- _Items from a data source_:
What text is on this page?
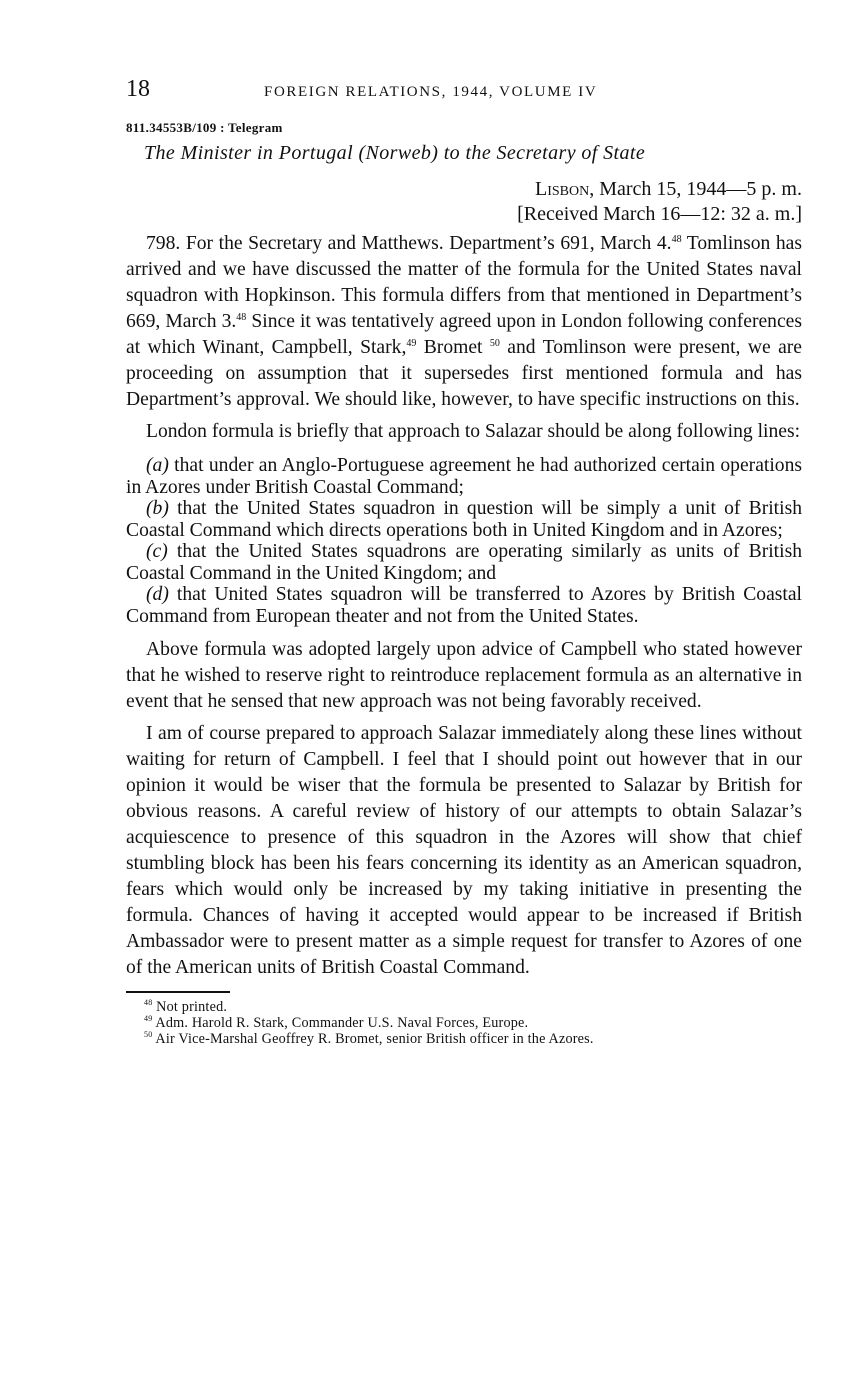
18	FOREIGN RELATIONS, 1944, VOLUME IV
811.34553B/109 : Telegram
The Minister in Portugal (Norweb) to the Secretary of State
Lisbon, March 15, 1944—5 p. m.
[Received March 16—12: 32 a. m.]

798. For the Secretary and Matthews. Department’s 691, March 4.48 Tomlinson has arrived and we have discussed the matter of the formula for the United States naval squadron with Hopkinson. This formula differs from that mentioned in Department’s 669, March 3.48 Since it was tentatively agreed upon in London following conferences at which Winant, Campbell, Stark,$^{49}$ Bromet $^{50}$ and Tomlinson were present, we are proceeding on assumption that it supersedes first mentioned formula and has Department’s approval. We should like, however, to have specific instructions on this.

London formula is briefly that approach to Salazar should be along following lines:

(a) that under an Anglo-Portuguese agreement he had authorized certain operations in Azores under British Coastal Command;

(b) that the United States squadron in question will be simply a unit of British Coastal Command which directs operations both in United Kingdom and in Azores;

(c) that the United States squadrons are operating similarly as units of British Coastal Command in the United Kingdom; and

(d) that United States squadron will be transferred to Azores by British Coastal Command from European theater and not from the United States.

Above formula was adopted largely upon advice of Campbell who stated however that he wished to reserve right to reintroduce replacement formula as an alternative in event that he sensed that new approach was not being favorably received.

I am of course prepared to approach Salazar immediately along these lines without waiting for return of Campbell. I feel that I should point out however that in our opinion it would be wiser that the formula be presented to Salazar by British for obvious reasons. A careful review of history of our attempts to obtain Salazar’s acquiescence to presence of this squadron in the Azores will show that chief stumbling block has been his fears concerning its identity as an American squadron, fears which would only be increased by my taking initiative in presenting the formula. Chances of having it accepted would appear to be increased if British Ambassador were to present matter as a simple request for transfer to Azores of one of the American units of British Coastal Command.

$^{48}$ Not printed.

$^{49}$ Adm. Harold R. Stark, Commander U.S. Naval Forces, Europe.

$^{50}$ Air Vice-Marshal Geoffrey R. Bromet, senior British officer in the Azores.
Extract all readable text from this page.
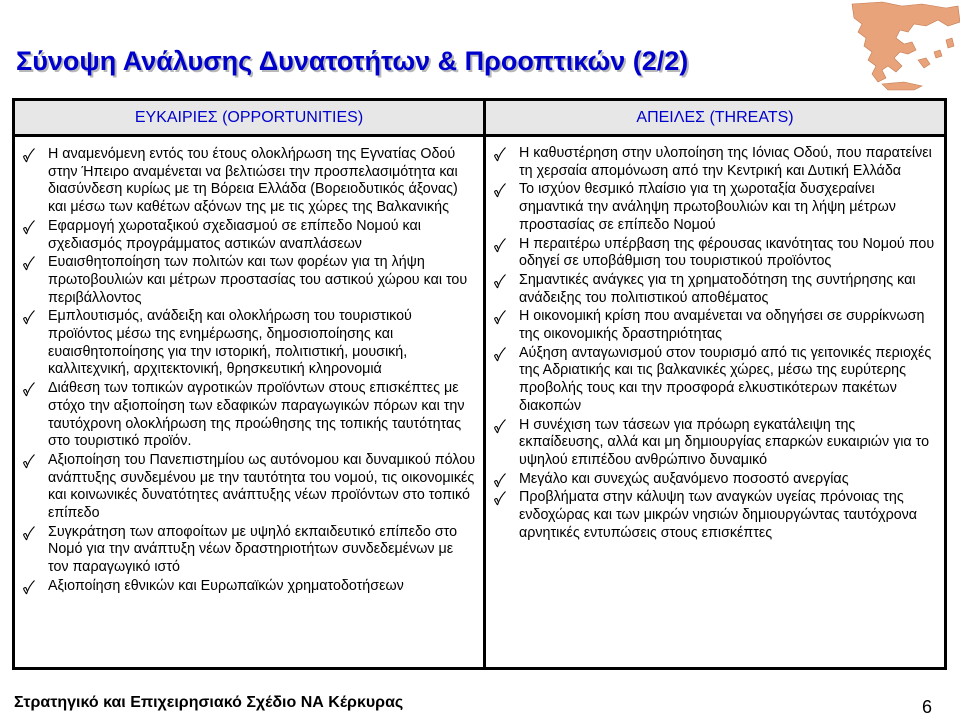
Σύνοψη Ανάλυσης Δυνατοτήτων & Προοπτικών (2/2)
ΕΥΚΑΙΡΙΕΣ (OPPORTUNITIES)
Η αναμενόμενη εντός του έτους ολοκλήρωση της Εγνατίας Οδού στην Ήπειρο αναμένεται να βελτιώσει την προσπελασιμότητα και διασύνδεση κυρίως με τη Βόρεια Ελλάδα (Βορειοδυτικός άξονας) και μέσω των καθέτων αξόνων της με τις χώρες της Βαλκανικής
Εφαρμογή χωροταξικού σχεδιασμού σε επίπεδο Νομού και σχεδιασμός προγράμματος αστικών αναπλάσεων
Ευαισθητοποίηση των πολιτών και των φορέων για τη λήψη πρωτοβουλιών και μέτρων προστασίας του αστικού χώρου και του περιβάλλοντος
Εμπλουτισμός, ανάδειξη και ολοκλήρωση του τουριστικού προϊόντος μέσω της ενημέρωσης, δημοσιοποίησης και ευαισθητοποίησης για την ιστορική, πολιτιστική, μουσική, καλλιτεχνική, αρχιτεκτονική, θρησκευτική κληρονομιά
Διάθεση των τοπικών αγροτικών προϊόντων στους επισκέπτες με στόχο την αξιοποίηση των εδαφικών παραγωγικών πόρων και την ταυτόχρονη ολοκλήρωση της προώθησης της τοπικής ταυτότητας στο τουριστικό προϊόν.
Αξιοποίηση του Πανεπιστημίου ως αυτόνομου και δυναμικού πόλου ανάπτυξης συνδεμένου με την ταυτότητα του νομού, τις οικονομικές και κοινωνικές δυνατότητες ανάπτυξης νέων προϊόντων στο τοπικό επίπεδο
Συγκράτηση των αποφοίτων με υψηλό εκπαιδευτικό επίπεδο στο Νομό για την ανάπτυξη νέων δραστηριοτήτων συνδεδεμένων με τον παραγωγικό ιστό
Αξιοποίηση εθνικών και Ευρωπαϊκών χρηματοδοτήσεων
ΑΠΕΙΛΕΣ (THREATS)
Η καθυστέρηση στην υλοποίηση της Ιόνιας Οδού, που παρατείνει τη χερσαία απομόνωση από την Κεντρική και Δυτική Ελλάδα
Το ισχύον θεσμικό πλαίσιο για τη χωροταξία δυσχεραίνει σημαντικά την ανάληψη πρωτοβουλιών και τη λήψη μέτρων προστασίας σε επίπεδο Νομού
Η περαιτέρω υπέρβαση της φέρουσας ικανότητας του Νομού που οδηγεί σε υποβάθμιση του τουριστικού προϊόντος
Σημαντικές ανάγκες για τη χρηματοδότηση της συντήρησης και ανάδειξης του πολιτιστικού αποθέματος
Η οικονομική κρίση που αναμένεται να οδηγήσει σε συρρίκνωση της οικονομικής δραστηριότητας
Αύξηση ανταγωνισμού στον τουρισμό από τις γειτονικές περιοχές της Αδριατικής και τις βαλκανικές χώρες, μέσω της ευρύτερης προβολής τους και την προσφορά ελκυστικότερων πακέτων διακοπών
Η συνέχιση των τάσεων για πρόωρη εγκατάλειψη της εκπαίδευσης, αλλά και μη δημιουργίας επαρκών ευκαιριών για το υψηλού επιπέδου ανθρώπινο δυναμικό
Μεγάλο και συνεχώς αυξανόμενο ποσοστό ανεργίας
Προβλήματα στην κάλυψη των αναγκών υγείας πρόνοιας της ενδοχώρας και των μικρών νησιών δημιουργώντας ταυτόχρονα αρνητικές εντυπώσεις στους επισκέπτες
Στρατηγικό και Επιχειρησιακό Σχέδιο ΝΑ Κέρκυρας	6
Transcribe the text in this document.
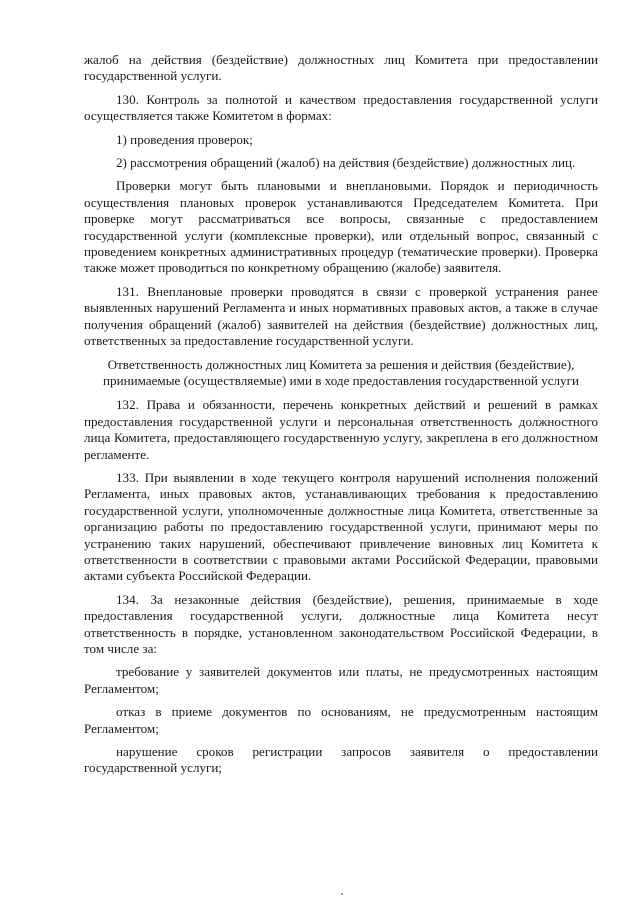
жалоб на действия (бездействие) должностных лиц Комитета при предоставлении государственной услуги.

130. Контроль за полнотой и качеством предоставления государственной услуги осуществляется также Комитетом в формах:

1) проведения проверок;

2) рассмотрения обращений (жалоб) на действия (бездействие) должностных лиц.

Проверки могут быть плановыми и внеплановыми. Порядок и периодичность осуществления плановых проверок устанавливаются Председателем Комитета. При проверке могут рассматриваться все вопросы, связанные с предоставлением государственной услуги (комплексные проверки), или отдельный вопрос, связанный с проведением конкретных административных процедур (тематические проверки). Проверка также может проводиться по конкретному обращению (жалобе) заявителя.

131. Внеплановые проверки проводятся в связи с проверкой устранения ранее выявленных нарушений Регламента и иных нормативных правовых актов, а также в случае получения обращений (жалоб) заявителей на действия (бездействие) должностных лиц, ответственных за предоставление государственной услуги.

Ответственность должностных лиц Комитета за решения и действия (бездействие), принимаемые (осуществляемые) ими в ходе предоставления государственной услуги

132. Права и обязанности, перечень конкретных действий и решений в рамках предоставления государственной услуги и персональная ответственность должностного лица Комитета, предоставляющего государственную услугу, закреплена в его должностном регламенте.

133. При выявлении в ходе текущего контроля нарушений исполнения положений Регламента, иных правовых актов, устанавливающих требования к предоставлению государственной услуги, уполномоченные должностные лица Комитета, ответственные за организацию работы по предоставлению государственной услуги, принимают меры по устранению таких нарушений, обеспечивают привлечение виновных лиц Комитета к ответственности в соответствии с правовыми актами Российской Федерации, правовыми актами субъекта Российской Федерации.

134. За незаконные действия (бездействие), решения, принимаемые в ходе предоставления государственной услуги, должностные лица Комитета несут ответственность в порядке, установленном законодательством Российской Федерации, в том числе за:

требование у заявителей документов или платы, не предусмотренных настоящим Регламентом;

отказ в приеме документов по основаниям, не предусмотренным настоящим Регламентом;

нарушение сроков регистрации запросов заявителя о предоставлении государственной услуги;
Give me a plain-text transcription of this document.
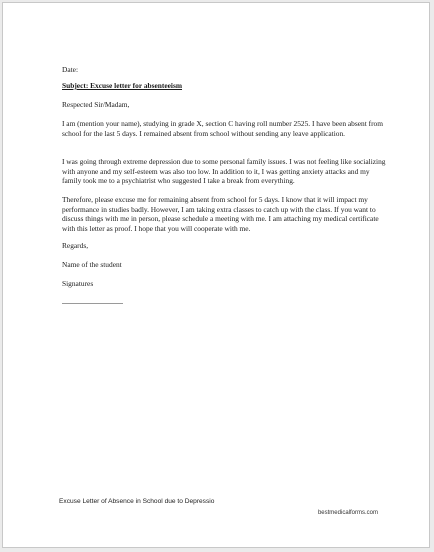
Date:
Subject: Excuse letter for absenteeism
Respected Sir/Madam,
I am (mention your name), studying in grade X, section C having roll number 2525. I have been absent from school for the last 5 days. I remained absent from school without sending any leave application.
I was going through extreme depression due to some personal family issues. I was not feeling like socializing with anyone and my self-esteem was also too low. In addition to it, I was getting anxiety attacks and my family took me to a psychiatrist who suggested I take a break from everything.
Therefore, please excuse me for remaining absent from school for 5 days. I know that it will impact my performance in studies badly. However, I am taking extra classes to catch up with the class. If you want to discuss things with me in person, please schedule a meeting with me. I am attaching my medical certificate with this letter as proof. I hope that you will cooperate with me.
Regards,
Name of the student
Signatures
Excuse Letter of Absence in School due to Depressio
bestmedicalforms.com
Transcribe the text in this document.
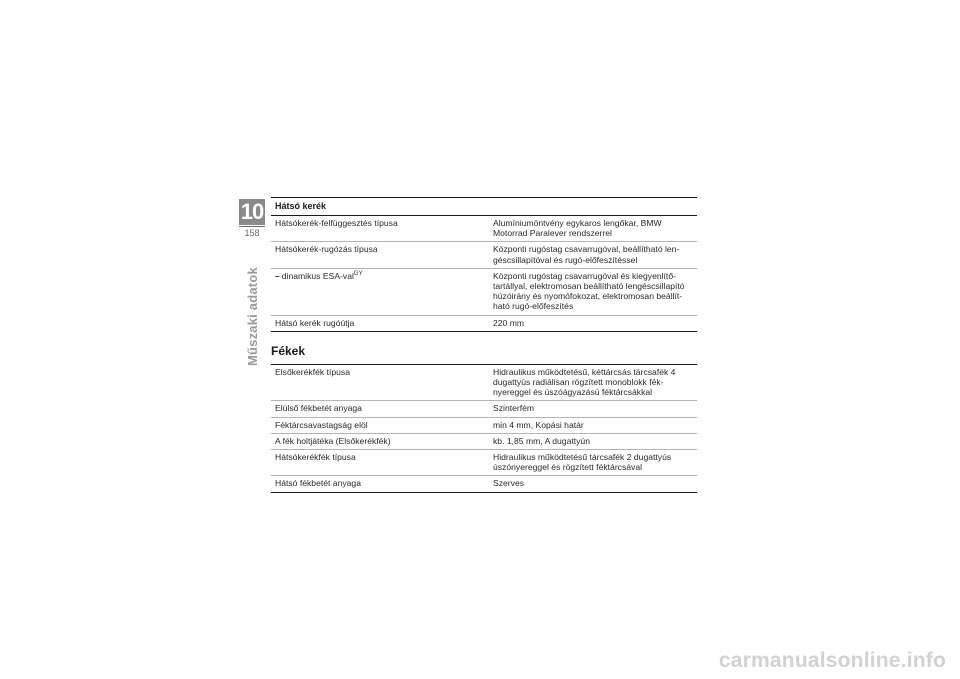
10
158
Műszaki adatok
Hátsó kerék
Hátsókerék-felfüggesztés típusa	Alumíniumöntvény egykaros lengőkar, BMW Motorrad Paralever rendszerrel
Hátsókerék-rugózás típusa	Központi rugóstag csavarrugóval, beállítható len-géscsillapítóval és rugó-előfeszítéssel
– dinamikus ESA-val$^{GY}$	Központi rugóstag csavarrugóval és kiegyenlítő-tartállyal, elektromosan beállítható lengéscsillapító húzóirány és nyomófokozat, elektromosan beállít-ható rugó-előfeszítés
Hátsó kerék rugóútja	220 mm
Fékek
Elsőkerékfék típusa	Hidraulikus működtetésű, kéttárcsás tárcsafék 4 dugattyús radiálisan rögzített monoblokk fék-nyereggel és úszóágyazású féktárcsákkal
Elülső fékbetét anyaga	Szinterfém
Féktárcsavastagság elöl	min 4 mm, Kopási határ
A fék holtjátéka (Elsőkerékfék)	kb. 1,85 mm, A dugattyún
Hátsókerékfék típusa	Hidraulikus működtetésű tárcsafék 2 dugattyús úszónyereggel és rögzített féktárcsával
Hátsó fékbetét anyaga	Szerves
carmanualsonline.info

- _Stated exercise_: Answer only with how many lines in the records include "предоставлении".

- _Exercise solution_: 2